■ **RECORDS TO PROCESS**:

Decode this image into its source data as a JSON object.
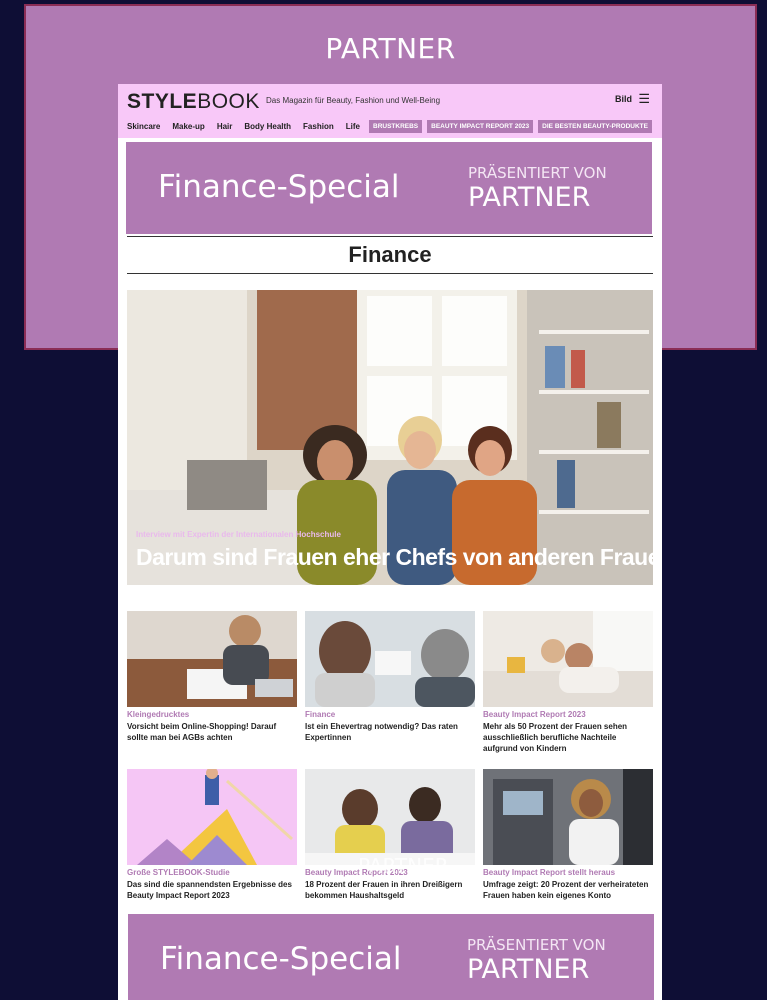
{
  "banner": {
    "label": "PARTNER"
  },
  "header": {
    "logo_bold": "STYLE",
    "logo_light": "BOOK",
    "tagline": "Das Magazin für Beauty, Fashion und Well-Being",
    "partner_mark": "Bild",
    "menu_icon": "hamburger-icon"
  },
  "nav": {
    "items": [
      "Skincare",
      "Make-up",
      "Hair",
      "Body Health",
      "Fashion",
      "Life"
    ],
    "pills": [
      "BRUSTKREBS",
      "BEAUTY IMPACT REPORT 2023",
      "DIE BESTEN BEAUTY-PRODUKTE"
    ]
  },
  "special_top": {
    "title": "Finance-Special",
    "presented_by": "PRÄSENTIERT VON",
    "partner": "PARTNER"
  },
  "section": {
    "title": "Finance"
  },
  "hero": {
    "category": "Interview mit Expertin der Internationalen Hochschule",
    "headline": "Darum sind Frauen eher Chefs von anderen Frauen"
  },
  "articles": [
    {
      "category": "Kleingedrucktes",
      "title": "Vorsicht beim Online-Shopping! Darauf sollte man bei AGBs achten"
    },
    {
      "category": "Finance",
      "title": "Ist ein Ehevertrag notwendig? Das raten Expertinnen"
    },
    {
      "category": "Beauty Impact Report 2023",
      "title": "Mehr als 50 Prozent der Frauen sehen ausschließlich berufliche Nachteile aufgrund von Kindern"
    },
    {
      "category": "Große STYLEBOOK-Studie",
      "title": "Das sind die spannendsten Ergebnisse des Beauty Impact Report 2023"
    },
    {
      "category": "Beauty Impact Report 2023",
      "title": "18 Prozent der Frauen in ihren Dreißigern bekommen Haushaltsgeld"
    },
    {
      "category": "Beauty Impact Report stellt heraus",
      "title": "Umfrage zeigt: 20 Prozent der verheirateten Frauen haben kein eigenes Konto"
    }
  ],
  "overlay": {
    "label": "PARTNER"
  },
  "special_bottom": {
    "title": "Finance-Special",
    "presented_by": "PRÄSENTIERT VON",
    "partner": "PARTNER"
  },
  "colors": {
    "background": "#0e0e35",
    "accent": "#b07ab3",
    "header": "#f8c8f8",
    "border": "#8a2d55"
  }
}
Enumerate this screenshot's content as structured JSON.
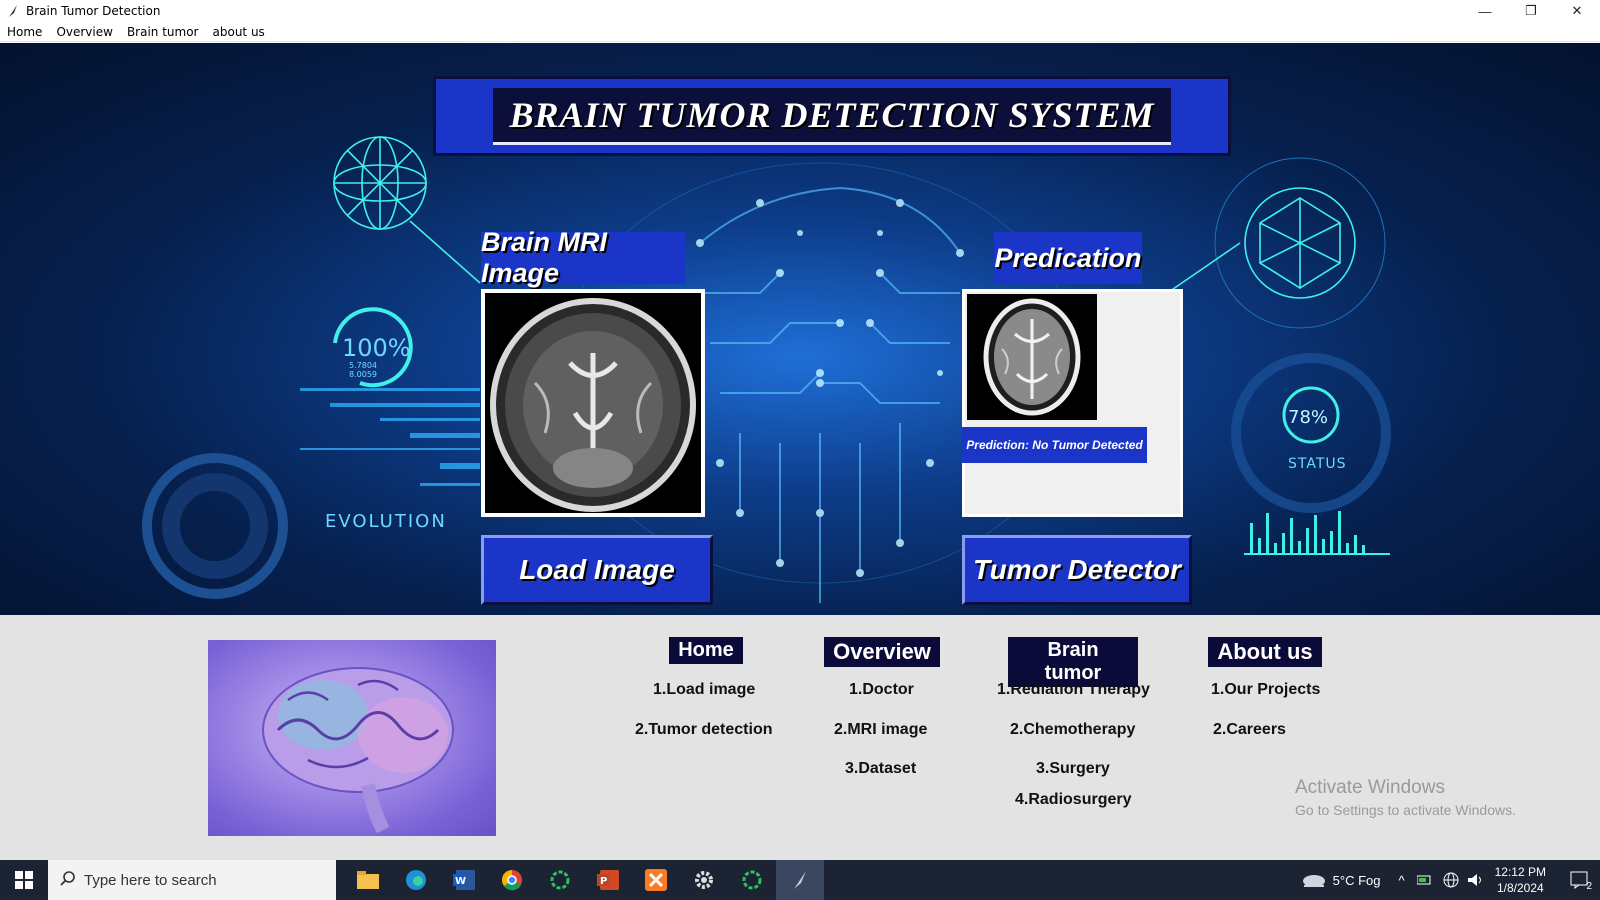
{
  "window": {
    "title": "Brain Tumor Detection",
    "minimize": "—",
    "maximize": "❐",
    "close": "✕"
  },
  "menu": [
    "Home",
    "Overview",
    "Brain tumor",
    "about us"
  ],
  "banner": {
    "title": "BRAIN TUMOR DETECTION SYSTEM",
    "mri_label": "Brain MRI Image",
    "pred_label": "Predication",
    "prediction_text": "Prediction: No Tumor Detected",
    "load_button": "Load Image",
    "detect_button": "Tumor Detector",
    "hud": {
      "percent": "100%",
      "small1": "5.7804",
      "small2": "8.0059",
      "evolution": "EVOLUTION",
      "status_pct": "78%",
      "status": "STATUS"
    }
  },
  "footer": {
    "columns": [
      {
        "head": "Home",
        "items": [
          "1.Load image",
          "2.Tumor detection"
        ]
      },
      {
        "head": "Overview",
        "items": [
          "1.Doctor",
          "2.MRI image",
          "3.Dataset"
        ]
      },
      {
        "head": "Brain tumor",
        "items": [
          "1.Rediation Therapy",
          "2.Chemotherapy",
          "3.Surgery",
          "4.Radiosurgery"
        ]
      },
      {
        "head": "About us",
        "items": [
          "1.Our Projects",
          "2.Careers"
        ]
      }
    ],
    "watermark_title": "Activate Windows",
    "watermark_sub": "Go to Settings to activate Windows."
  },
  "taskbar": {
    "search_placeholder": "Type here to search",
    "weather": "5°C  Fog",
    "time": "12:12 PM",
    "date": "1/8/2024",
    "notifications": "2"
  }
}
--
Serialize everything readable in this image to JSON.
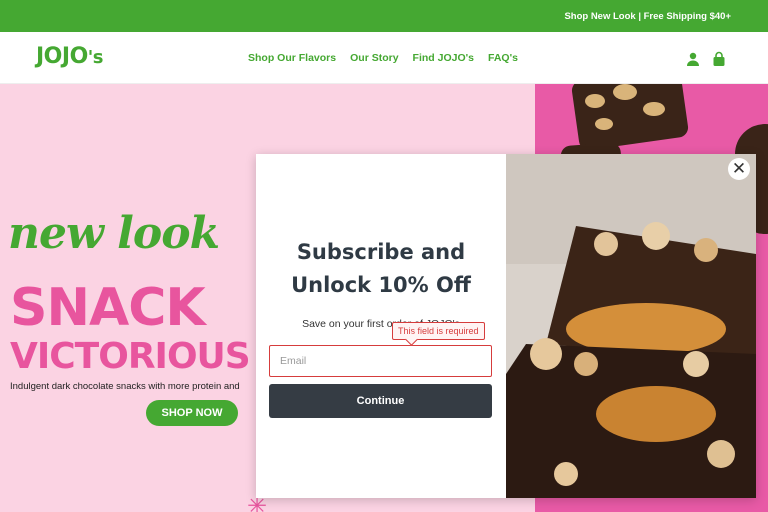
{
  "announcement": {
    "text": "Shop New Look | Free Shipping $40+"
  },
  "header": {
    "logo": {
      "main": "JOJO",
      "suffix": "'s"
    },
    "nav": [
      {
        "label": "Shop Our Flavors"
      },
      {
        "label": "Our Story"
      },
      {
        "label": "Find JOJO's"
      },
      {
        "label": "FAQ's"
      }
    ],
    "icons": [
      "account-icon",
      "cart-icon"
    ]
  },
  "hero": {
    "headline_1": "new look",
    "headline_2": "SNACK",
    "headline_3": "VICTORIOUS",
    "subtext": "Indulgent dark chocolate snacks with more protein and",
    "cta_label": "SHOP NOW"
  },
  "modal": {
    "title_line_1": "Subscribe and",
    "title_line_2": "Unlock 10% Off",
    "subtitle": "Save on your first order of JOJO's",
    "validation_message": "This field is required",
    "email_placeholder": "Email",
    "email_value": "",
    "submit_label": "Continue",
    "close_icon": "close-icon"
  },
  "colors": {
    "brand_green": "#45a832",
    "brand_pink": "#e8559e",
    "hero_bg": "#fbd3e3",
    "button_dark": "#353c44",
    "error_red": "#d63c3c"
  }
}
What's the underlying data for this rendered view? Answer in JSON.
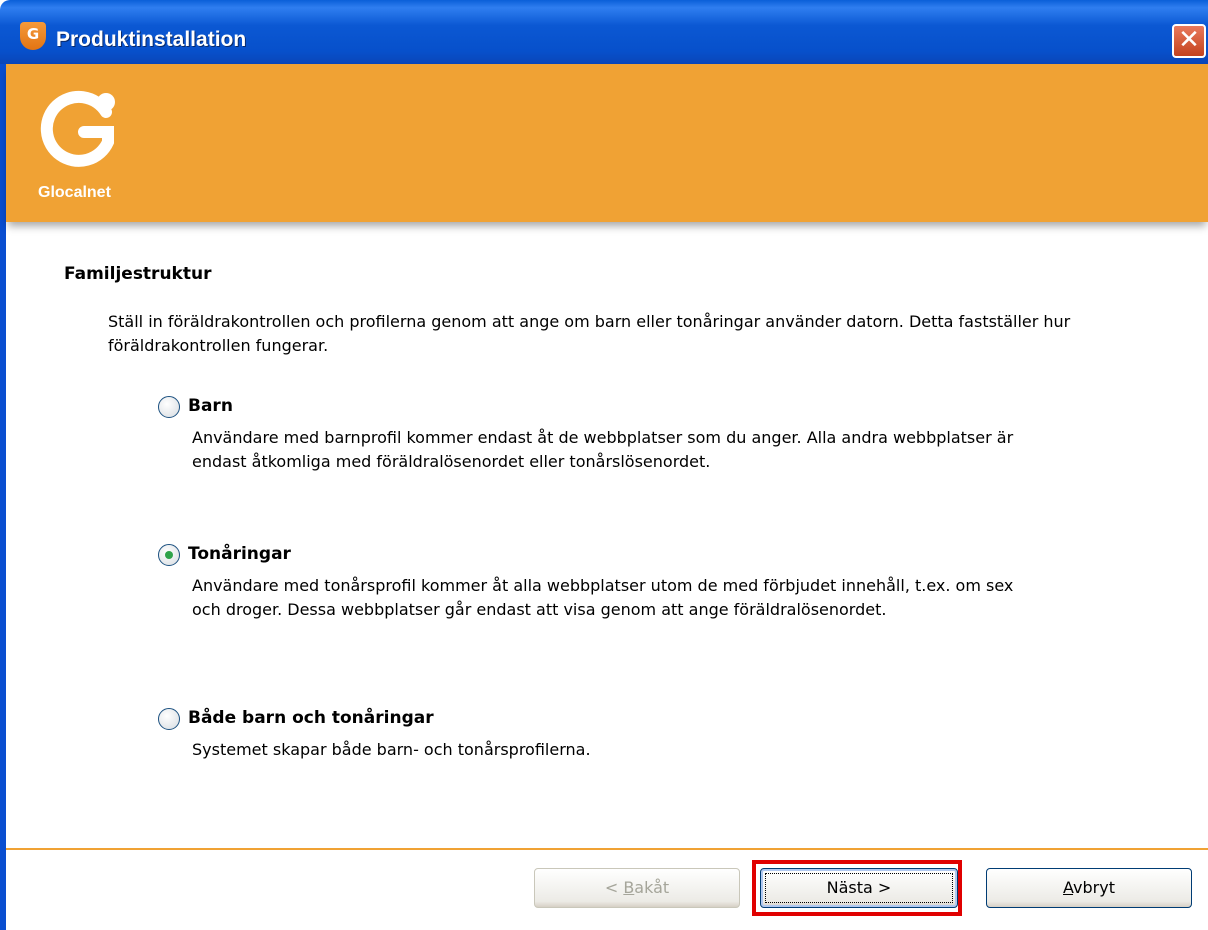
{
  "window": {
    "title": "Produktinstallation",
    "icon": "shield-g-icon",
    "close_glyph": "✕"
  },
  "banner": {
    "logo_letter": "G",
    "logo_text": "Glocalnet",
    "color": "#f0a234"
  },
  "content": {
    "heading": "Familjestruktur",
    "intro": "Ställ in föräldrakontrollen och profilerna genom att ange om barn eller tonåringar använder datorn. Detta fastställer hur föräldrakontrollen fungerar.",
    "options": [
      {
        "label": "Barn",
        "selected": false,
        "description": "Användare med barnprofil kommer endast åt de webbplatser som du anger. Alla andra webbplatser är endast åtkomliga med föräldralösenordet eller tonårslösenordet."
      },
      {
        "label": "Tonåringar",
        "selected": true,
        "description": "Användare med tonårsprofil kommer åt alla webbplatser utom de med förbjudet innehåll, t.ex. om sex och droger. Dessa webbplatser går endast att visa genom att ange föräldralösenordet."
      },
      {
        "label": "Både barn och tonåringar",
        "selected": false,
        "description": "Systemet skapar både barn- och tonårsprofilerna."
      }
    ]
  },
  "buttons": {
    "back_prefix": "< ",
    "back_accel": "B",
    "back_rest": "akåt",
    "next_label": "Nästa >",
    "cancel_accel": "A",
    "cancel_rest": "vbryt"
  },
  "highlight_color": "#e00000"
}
--
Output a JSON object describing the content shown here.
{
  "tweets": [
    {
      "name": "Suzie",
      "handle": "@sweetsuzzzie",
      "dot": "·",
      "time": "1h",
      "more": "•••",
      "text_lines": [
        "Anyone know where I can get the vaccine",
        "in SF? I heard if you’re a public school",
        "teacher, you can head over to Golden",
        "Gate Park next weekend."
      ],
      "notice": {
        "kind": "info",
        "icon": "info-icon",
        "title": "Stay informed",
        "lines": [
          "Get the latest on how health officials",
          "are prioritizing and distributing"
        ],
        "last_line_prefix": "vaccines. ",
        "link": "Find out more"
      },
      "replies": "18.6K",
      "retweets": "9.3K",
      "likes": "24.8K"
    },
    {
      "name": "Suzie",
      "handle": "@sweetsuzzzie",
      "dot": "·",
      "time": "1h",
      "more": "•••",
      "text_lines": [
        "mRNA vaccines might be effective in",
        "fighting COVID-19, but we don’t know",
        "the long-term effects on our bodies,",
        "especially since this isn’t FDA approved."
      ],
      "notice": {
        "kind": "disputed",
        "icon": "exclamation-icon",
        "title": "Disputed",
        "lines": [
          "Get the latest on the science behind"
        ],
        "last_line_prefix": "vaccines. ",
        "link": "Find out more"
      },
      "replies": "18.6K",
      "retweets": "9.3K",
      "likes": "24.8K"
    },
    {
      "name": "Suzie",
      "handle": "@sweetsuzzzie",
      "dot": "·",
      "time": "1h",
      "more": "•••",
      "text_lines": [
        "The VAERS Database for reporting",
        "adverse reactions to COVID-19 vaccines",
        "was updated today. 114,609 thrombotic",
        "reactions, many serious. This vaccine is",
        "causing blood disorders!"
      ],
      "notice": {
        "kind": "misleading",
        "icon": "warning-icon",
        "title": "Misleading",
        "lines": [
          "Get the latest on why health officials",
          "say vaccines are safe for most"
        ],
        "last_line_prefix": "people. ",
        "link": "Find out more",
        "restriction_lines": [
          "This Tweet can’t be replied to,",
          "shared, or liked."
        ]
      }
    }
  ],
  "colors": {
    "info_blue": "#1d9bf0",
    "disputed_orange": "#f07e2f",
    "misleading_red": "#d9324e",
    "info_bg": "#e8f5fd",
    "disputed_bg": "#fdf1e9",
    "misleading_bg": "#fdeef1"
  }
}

■ **REQUIRED WORK**:
Scan the listing above for the word "reactions" and show each line where it is found.

■ **WRITTEN REPLY**:
        "adverse reactions to COVID-19 vaccines",
        "reactions, many serious. This vaccine is",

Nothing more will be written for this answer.